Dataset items
---------------

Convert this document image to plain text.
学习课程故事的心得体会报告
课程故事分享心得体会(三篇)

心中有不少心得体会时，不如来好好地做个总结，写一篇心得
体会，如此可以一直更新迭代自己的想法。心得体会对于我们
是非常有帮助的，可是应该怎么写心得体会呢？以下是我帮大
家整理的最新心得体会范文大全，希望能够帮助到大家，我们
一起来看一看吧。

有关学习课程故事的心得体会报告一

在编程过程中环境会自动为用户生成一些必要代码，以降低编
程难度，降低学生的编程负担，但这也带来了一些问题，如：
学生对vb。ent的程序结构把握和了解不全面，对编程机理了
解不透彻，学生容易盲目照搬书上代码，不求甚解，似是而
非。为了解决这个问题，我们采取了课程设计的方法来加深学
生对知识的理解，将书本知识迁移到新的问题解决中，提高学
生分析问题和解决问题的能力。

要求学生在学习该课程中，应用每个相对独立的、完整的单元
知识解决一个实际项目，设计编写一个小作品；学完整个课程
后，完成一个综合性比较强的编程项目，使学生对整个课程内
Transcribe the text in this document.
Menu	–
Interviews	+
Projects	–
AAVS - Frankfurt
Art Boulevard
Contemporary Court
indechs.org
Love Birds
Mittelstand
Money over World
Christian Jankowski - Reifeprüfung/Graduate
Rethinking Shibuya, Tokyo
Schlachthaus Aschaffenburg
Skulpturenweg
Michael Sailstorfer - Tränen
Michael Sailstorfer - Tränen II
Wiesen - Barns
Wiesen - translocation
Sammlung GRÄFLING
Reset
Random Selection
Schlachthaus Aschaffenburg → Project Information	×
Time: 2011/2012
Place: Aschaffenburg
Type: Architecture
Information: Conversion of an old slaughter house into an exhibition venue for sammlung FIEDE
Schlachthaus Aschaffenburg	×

---------------

Find the line with "Transcribe the text in this document." in the listing above, then write out that line and each remaining line exactly, with no other text.

Transcribe the text in this document.
Menu	–
Interviews	+
Projects	–
AAVS - Frankfurt
Art Boulevard
Contemporary Court
indechs.org
Love Birds
Mittelstand
Money over World
Christian Jankowski - Reifeprüfung/Graduate
Rethinking Shibuya, Tokyo
Schlachthaus Aschaffenburg
Skulpturenweg
Michael Sailstorfer - Tränen
Michael Sailstorfer - Tränen II
Wiesen - Barns
Wiesen - translocation
Sammlung GRÄFLING
Reset
Random Selection
Schlachthaus Aschaffenburg → Project Information	×
Time: 2011/2012
Place: Aschaffenburg
Type: Architecture
Information: Conversion of an old slaughter house into an exhibition venue for sammlung FIEDE
Schlachthaus Aschaffenburg	×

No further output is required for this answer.